DeviceIdentity is a lock-guarded class — it is not an ObservableObject. ViewModels subscribe to engine-layer Combine publishers, read properties on the main thread, and produce @Published value-type snapshots. Views bind exclusively to these snapshots.

Tradeoff: more boilerplate in ViewModels vs. zero risk of thread-sanitizer rejection at review

Ephemeral data by default

Both apps wipe scan data at session end. No persistent database of discovered devices. The only data that survives a session is the user's whitelist and explicitly captured evidence snippets. A tool that audits others' BLE devices should not create a surveillance record of its own.

Tradeoff: no session history or trend analysis vs. unassailable privacy posture

Feasibility-first scoping

The original concept was a full network security toolkit for iOS. The first thing I did was assess what iOS actually allows — and it blocks raw sockets, packet capture, and nmap-style scanning. Instead of forcing a compromised version, I identified BLE auditing as an underserved niche where iOS gives full access via CoreBluetooth. The pivot happened before any code was written.

● ● ●

Task set =>
1. For each statement about the BLE auditing design notes above, answer yes or no and quote the words that decide it. (a) DeviceIdentity is an ObservableObject. (b) The user's whitelist survives a session. (c) iOS permits packet capture.
2. Recast the paragraph of the BLE auditing design notes that begins "The original concept was" as a short list that keeps its main facts.

● ● ●

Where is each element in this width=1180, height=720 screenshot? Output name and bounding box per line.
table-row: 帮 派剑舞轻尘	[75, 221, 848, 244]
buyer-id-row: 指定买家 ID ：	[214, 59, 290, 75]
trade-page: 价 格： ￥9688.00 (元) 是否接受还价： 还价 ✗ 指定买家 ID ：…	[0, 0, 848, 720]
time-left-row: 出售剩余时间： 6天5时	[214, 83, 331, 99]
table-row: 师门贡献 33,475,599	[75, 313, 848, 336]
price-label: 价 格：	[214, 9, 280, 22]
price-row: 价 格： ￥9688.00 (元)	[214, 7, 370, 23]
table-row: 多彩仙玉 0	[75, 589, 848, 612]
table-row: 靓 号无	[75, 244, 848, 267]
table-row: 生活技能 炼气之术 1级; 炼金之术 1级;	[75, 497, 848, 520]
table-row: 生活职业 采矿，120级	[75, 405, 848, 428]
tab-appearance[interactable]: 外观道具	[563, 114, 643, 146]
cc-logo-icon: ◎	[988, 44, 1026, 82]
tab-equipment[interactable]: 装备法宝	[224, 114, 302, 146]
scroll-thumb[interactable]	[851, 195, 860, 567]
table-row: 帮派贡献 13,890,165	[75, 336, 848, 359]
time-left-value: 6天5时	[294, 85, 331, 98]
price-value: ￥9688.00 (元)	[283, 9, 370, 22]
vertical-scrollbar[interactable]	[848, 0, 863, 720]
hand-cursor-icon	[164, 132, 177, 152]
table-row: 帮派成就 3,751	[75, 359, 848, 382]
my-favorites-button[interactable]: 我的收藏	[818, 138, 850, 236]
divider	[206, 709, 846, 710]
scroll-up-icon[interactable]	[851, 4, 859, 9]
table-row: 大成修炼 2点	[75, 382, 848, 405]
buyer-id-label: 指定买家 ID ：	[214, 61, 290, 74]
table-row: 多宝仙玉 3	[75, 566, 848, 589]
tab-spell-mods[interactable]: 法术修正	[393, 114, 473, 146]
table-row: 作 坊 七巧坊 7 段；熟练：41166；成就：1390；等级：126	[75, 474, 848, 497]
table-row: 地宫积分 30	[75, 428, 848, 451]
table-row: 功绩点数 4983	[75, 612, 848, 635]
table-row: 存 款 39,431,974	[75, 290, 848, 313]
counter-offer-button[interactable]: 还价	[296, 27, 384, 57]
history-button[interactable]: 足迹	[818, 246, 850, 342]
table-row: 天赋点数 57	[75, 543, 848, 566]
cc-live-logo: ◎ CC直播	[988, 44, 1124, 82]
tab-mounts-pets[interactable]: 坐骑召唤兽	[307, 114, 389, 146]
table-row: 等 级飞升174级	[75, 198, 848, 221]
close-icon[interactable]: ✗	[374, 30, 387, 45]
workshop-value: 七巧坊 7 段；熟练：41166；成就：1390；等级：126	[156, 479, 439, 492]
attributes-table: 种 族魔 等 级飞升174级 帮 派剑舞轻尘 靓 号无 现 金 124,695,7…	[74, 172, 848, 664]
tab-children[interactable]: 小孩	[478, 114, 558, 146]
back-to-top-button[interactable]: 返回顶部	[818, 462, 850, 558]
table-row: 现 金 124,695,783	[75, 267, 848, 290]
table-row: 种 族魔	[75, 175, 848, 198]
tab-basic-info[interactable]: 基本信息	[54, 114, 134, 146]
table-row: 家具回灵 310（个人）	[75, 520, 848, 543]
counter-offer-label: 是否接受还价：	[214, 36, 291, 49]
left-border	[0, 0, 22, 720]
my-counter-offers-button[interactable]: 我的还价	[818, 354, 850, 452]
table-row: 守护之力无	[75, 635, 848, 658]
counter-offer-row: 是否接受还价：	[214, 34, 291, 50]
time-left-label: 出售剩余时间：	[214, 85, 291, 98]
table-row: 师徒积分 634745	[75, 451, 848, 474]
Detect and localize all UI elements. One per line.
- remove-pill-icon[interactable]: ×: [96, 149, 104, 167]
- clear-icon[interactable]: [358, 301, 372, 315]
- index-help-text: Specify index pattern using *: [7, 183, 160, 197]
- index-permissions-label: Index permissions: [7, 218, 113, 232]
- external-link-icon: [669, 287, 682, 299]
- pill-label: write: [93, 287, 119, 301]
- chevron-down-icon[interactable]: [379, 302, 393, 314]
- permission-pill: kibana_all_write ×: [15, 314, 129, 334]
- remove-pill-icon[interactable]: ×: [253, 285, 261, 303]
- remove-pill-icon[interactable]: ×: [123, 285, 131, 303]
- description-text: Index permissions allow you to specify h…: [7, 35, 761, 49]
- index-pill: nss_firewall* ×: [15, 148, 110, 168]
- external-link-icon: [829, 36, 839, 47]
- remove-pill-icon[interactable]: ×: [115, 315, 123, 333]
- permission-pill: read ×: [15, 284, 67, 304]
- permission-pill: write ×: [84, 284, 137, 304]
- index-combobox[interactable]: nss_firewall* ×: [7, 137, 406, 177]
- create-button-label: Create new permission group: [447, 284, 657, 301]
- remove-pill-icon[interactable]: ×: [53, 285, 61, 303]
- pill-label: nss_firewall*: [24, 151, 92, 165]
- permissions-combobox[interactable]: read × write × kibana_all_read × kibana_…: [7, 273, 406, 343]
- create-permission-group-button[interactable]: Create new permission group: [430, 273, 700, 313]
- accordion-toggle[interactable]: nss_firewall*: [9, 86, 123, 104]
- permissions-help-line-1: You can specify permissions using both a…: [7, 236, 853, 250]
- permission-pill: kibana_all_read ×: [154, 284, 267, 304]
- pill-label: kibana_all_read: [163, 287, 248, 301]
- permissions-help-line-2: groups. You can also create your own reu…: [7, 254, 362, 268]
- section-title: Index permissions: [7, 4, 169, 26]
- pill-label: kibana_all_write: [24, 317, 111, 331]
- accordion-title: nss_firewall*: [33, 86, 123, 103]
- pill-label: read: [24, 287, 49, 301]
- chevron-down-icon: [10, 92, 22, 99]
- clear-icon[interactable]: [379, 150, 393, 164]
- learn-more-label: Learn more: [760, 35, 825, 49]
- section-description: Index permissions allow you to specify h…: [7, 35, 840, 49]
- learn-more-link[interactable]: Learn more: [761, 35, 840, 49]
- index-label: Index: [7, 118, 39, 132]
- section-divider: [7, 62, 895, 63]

● ● ●

Solutions to the exercise =>
1.
(a) No: "it is not an ObservableObject."
(b) Yes: "The only data that survives a session is the user's whitelist and explicitly captured evidence snippets."
(c) No: "it blocks raw sockets, packet capture, and nmap-style scanning."

2.
- Original concept: a full network security toolkit for iOS.
- iOS blocks raw sockets, packet capture, and nmap-style scanning.
- Chosen instead: BLE auditing, an underserved niche where iOS gives full access via CoreBluetooth.
- The pivot came before any code was written.